— Start —

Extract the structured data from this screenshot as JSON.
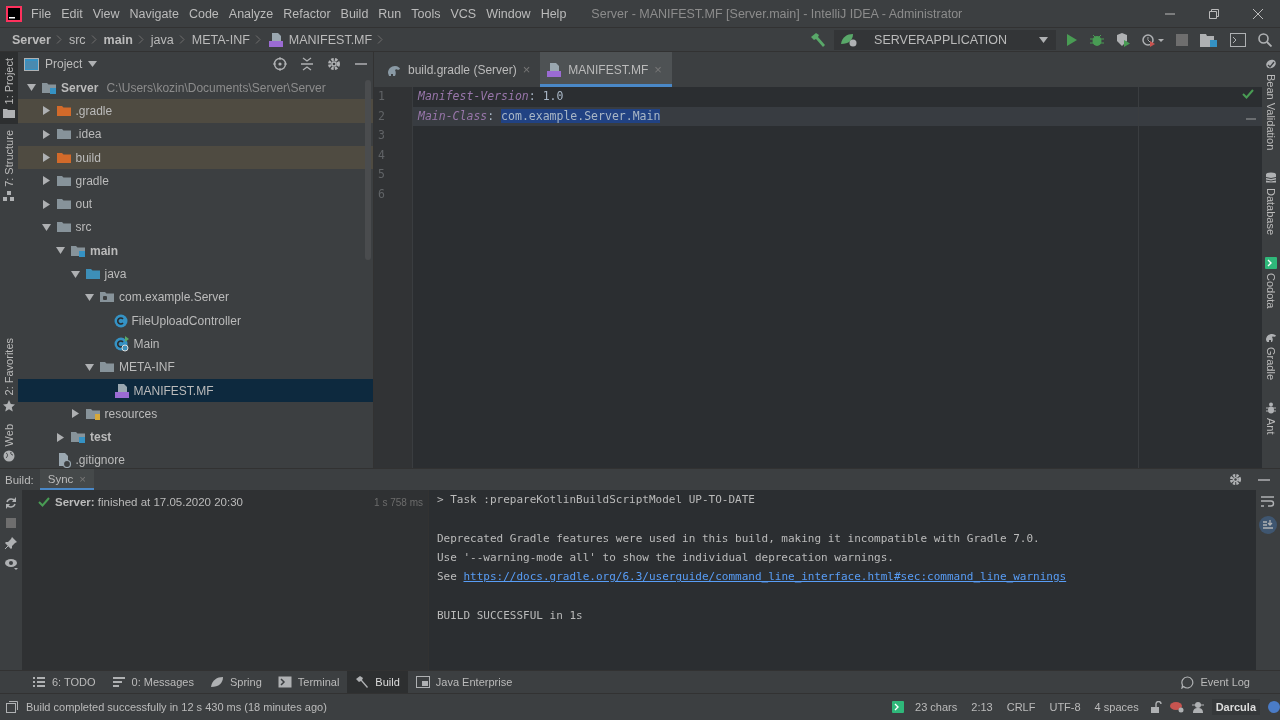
{
  "window": {
    "title": "Server - MANIFEST.MF [Server.main] - IntelliJ IDEA - Administrator"
  },
  "menu": [
    "File",
    "Edit",
    "View",
    "Navigate",
    "Code",
    "Analyze",
    "Refactor",
    "Build",
    "Run",
    "Tools",
    "VCS",
    "Window",
    "Help"
  ],
  "breadcrumbs": [
    {
      "label": "Server",
      "kind": "module"
    },
    {
      "label": "src",
      "kind": "folder"
    },
    {
      "label": "main",
      "kind": "module"
    },
    {
      "label": "java",
      "kind": "folder"
    },
    {
      "label": "META-INF",
      "kind": "folder"
    },
    {
      "label": "MANIFEST.MF",
      "kind": "manifest"
    }
  ],
  "run_config": {
    "label": "SERVERAPPLICATION"
  },
  "left_strip": {
    "top": [
      {
        "label": "1: Project",
        "kind": "project",
        "selected": true
      },
      {
        "label": "7: Structure",
        "kind": "structure",
        "selected": false
      }
    ],
    "bottom": [
      {
        "label": "2: Favorites",
        "kind": "favorites"
      },
      {
        "label": "Web",
        "kind": "web"
      }
    ]
  },
  "project": {
    "title": "Project",
    "tree": [
      {
        "label": "Server",
        "path": "C:\\Users\\kozin\\Documents\\Server\\Server",
        "kind": "module",
        "expanded": true,
        "selected": false,
        "children": [
          {
            "label": ".gradle",
            "kind": "excluded",
            "expanded": false,
            "selected": false
          },
          {
            "label": ".idea",
            "kind": "folder",
            "expanded": false,
            "selected": false
          },
          {
            "label": "build",
            "kind": "excluded",
            "expanded": false,
            "selected": false
          },
          {
            "label": "gradle",
            "kind": "folder",
            "expanded": false,
            "selected": false
          },
          {
            "label": "out",
            "kind": "folder",
            "expanded": false,
            "selected": false
          },
          {
            "label": "src",
            "kind": "folder",
            "expanded": true,
            "selected": false,
            "children": [
              {
                "label": "main",
                "kind": "module",
                "expanded": true,
                "selected": false,
                "children": [
                  {
                    "label": "java",
                    "kind": "source",
                    "expanded": true,
                    "selected": false,
                    "children": [
                      {
                        "label": "com.example.Server",
                        "kind": "package",
                        "expanded": true,
                        "selected": false,
                        "children": [
                          {
                            "label": "FileUploadController",
                            "kind": "class",
                            "selected": false
                          },
                          {
                            "label": "Main",
                            "kind": "main-class",
                            "selected": false
                          }
                        ]
                      },
                      {
                        "label": "META-INF",
                        "kind": "folder",
                        "expanded": true,
                        "selected": false,
                        "children": [
                          {
                            "label": "MANIFEST.MF",
                            "kind": "manifest",
                            "selected": true
                          }
                        ]
                      }
                    ]
                  },
                  {
                    "label": "resources",
                    "kind": "resources",
                    "expanded": false,
                    "selected": false
                  }
                ]
              },
              {
                "label": "test",
                "kind": "module",
                "expanded": false,
                "selected": false
              }
            ]
          },
          {
            "label": ".gitignore",
            "kind": "ignore",
            "selected": false
          }
        ]
      }
    ]
  },
  "editor": {
    "tabs": [
      {
        "label": "build.gradle (Server)",
        "kind": "gradle",
        "selected": false,
        "close": "×"
      },
      {
        "label": "MANIFEST.MF",
        "kind": "manifest",
        "selected": true,
        "close": "×"
      }
    ],
    "line_numbers": [
      "1",
      "2",
      "3",
      "4",
      "5",
      "6"
    ],
    "lines": [
      {
        "key": "Manifest-Version",
        "separator": ":",
        "value": "1.0",
        "current": false,
        "value_selected": false
      },
      {
        "key": "Main-Class",
        "separator": ":",
        "value": "com.example.Server.Main",
        "current": true,
        "value_selected": true
      }
    ]
  },
  "right_strip": [
    {
      "label": "Bean Validation",
      "kind": "bean"
    },
    {
      "label": "Database",
      "kind": "database"
    },
    {
      "label": "Codota",
      "kind": "codota"
    },
    {
      "label": "Gradle",
      "kind": "gradle"
    },
    {
      "label": "Ant",
      "kind": "ant"
    }
  ],
  "build": {
    "label": "Build:",
    "tabs": [
      {
        "label": "Sync",
        "selected": true,
        "close": "×"
      }
    ],
    "tree": [
      {
        "text": "**Server:** finished at 17.05.2020 20:30",
        "time": "1 s 758 ms"
      }
    ],
    "console": [
      {
        "kind": "text",
        "text": "> Task :prepareKotlinBuildScriptModel UP-TO-DATE"
      },
      {
        "kind": "blank"
      },
      {
        "kind": "text",
        "text": "Deprecated Gradle features were used in this build, making it incompatible with Gradle 7.0."
      },
      {
        "kind": "text",
        "text": "Use '--warning-mode all' to show the individual deprecation warnings."
      },
      {
        "kind": "link",
        "text": "See ",
        "link": "https://docs.gradle.org/6.3/userguide/command_line_interface.html#sec:command_line_warnings"
      },
      {
        "kind": "blank"
      },
      {
        "kind": "text",
        "text": "BUILD SUCCESSFUL in 1s"
      }
    ]
  },
  "tool_tabs": [
    {
      "label": "6: TODO",
      "kind": "todo",
      "selected": false
    },
    {
      "label": "0: Messages",
      "kind": "messages",
      "selected": false
    },
    {
      "label": "Spring",
      "kind": "spring",
      "selected": false
    },
    {
      "label": "Terminal",
      "kind": "terminal",
      "selected": false
    },
    {
      "label": "Build",
      "kind": "build",
      "selected": true
    },
    {
      "label": "Java Enterprise",
      "kind": "javaee",
      "selected": false
    }
  ],
  "event_log": "Event Log",
  "status_bar": {
    "message": "Build completed successfully in 12 s 430 ms (18 minutes ago)",
    "items": [
      "23 chars",
      "2:13",
      "CRLF",
      "UTF-8",
      "4 spaces"
    ],
    "theme": "Darcula"
  }
}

— End —

Each line above that includes "link" counts once; state the total and nothing more.

2